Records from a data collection
* START *

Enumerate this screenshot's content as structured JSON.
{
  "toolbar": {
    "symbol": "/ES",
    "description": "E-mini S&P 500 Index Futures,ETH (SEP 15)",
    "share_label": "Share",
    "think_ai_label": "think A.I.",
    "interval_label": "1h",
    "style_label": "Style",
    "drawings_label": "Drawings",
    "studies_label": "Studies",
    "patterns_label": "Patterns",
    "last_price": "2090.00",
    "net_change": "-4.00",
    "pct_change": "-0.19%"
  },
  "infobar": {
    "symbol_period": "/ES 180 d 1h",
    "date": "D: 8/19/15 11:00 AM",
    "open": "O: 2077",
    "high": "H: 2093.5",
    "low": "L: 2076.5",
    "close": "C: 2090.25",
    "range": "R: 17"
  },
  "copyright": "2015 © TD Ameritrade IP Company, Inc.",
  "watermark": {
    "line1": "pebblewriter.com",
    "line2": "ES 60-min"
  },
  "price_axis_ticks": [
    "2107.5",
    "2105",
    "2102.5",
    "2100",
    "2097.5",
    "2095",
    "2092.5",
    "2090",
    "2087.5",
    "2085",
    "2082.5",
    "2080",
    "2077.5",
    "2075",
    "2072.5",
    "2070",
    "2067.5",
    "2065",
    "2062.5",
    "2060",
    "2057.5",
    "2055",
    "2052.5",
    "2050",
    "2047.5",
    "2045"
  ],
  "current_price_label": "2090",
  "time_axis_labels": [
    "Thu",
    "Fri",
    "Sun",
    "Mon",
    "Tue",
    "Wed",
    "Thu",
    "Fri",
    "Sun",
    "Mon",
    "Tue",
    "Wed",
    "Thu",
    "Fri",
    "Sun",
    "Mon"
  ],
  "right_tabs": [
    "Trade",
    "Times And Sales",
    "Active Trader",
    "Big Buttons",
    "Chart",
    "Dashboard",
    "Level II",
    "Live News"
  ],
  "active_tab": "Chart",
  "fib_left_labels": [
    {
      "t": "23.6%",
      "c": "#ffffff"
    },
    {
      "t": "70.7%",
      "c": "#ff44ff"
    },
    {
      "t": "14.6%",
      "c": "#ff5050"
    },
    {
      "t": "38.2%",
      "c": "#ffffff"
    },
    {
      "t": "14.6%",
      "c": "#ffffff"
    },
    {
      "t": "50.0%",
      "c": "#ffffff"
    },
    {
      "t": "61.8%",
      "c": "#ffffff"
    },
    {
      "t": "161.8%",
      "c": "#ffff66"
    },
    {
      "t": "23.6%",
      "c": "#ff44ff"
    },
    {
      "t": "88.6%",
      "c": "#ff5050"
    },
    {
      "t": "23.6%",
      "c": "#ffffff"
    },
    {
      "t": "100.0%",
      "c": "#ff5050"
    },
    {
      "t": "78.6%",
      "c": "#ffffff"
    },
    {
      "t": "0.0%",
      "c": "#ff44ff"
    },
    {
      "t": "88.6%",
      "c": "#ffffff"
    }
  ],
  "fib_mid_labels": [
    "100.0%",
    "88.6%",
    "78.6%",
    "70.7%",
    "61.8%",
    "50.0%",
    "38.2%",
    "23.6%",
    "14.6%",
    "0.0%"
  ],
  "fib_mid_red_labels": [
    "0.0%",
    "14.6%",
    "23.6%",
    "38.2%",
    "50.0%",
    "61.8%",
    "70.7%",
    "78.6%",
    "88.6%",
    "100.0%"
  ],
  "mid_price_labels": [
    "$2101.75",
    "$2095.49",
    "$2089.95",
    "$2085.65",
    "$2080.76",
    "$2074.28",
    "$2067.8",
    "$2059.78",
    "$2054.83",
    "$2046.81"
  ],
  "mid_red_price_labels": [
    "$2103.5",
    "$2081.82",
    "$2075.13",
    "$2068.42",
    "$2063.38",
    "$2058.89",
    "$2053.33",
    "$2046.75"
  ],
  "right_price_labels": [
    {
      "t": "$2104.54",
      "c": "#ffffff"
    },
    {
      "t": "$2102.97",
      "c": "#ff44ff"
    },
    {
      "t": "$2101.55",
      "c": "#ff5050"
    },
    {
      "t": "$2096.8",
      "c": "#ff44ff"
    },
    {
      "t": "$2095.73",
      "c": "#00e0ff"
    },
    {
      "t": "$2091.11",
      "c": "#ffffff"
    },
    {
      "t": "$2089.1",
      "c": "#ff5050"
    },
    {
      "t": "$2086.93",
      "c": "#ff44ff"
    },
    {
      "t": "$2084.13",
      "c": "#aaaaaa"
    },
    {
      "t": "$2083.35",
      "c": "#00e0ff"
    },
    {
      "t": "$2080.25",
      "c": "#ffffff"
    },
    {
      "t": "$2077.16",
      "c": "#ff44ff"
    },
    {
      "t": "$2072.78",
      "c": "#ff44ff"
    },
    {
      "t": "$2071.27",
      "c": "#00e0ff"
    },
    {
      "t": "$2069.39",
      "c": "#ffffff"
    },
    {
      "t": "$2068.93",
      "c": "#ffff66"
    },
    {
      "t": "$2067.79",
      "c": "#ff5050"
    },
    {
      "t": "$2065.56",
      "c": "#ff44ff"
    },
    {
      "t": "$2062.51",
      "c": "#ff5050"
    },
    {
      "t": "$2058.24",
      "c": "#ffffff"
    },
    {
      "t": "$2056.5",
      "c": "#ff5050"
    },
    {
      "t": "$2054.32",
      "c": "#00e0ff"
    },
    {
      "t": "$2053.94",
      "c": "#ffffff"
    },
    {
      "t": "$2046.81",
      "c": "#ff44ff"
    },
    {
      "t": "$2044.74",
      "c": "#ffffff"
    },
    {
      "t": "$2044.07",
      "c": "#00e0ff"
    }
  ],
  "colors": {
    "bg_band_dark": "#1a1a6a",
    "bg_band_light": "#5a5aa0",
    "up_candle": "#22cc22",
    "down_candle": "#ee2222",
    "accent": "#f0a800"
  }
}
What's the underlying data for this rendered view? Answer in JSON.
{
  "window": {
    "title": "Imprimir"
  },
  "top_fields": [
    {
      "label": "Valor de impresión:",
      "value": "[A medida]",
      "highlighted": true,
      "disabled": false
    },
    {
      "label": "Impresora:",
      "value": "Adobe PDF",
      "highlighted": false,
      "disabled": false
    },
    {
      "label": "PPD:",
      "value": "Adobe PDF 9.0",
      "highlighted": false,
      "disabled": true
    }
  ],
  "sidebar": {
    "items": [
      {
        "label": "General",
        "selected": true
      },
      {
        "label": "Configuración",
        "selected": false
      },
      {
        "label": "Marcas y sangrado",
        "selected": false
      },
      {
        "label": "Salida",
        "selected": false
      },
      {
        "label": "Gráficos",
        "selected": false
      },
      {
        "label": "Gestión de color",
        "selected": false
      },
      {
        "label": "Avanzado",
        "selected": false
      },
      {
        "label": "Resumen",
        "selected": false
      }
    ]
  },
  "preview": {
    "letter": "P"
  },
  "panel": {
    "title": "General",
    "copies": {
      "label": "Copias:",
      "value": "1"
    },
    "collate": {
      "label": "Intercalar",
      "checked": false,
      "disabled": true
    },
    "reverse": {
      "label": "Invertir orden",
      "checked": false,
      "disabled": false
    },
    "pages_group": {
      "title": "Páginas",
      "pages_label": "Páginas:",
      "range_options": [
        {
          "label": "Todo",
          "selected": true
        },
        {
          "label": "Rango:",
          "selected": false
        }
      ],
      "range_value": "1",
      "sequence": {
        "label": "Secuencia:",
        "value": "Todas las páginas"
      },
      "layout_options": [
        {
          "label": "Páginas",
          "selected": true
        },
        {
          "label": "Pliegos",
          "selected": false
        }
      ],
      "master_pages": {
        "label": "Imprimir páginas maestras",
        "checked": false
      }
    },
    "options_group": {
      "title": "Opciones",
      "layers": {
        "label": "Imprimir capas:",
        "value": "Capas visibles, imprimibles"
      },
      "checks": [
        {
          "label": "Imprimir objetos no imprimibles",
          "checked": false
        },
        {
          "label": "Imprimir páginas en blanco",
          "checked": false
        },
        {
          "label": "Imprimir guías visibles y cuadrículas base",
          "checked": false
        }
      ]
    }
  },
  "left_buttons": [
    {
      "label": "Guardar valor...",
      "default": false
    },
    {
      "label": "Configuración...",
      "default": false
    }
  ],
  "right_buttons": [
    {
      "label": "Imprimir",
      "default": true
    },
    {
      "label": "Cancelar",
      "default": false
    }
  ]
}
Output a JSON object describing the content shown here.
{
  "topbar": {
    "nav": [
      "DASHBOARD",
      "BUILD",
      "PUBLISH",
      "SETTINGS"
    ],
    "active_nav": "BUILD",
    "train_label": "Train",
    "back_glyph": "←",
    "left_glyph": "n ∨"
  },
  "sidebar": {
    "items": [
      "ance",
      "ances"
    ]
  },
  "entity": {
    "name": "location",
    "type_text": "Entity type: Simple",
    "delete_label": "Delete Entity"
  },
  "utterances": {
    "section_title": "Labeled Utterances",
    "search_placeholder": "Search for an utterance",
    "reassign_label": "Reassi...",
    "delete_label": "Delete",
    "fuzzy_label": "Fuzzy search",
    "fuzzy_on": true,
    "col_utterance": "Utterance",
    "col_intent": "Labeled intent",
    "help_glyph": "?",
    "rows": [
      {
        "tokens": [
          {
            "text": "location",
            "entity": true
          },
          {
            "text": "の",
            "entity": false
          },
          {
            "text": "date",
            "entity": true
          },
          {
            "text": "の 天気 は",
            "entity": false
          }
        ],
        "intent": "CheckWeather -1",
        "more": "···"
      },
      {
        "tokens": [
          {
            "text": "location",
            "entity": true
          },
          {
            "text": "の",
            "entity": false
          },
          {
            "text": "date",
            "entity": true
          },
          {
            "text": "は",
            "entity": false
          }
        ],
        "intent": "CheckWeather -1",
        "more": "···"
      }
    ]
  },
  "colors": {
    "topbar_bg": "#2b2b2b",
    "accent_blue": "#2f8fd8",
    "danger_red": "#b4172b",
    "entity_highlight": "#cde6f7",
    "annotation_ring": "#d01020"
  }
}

* END *

Task statement → Pull out every line containing "imprimibles".

Response to this task →
        "value": "Capas visibles, imprimibles"
          "label": "Imprimir objetos no imprimibles",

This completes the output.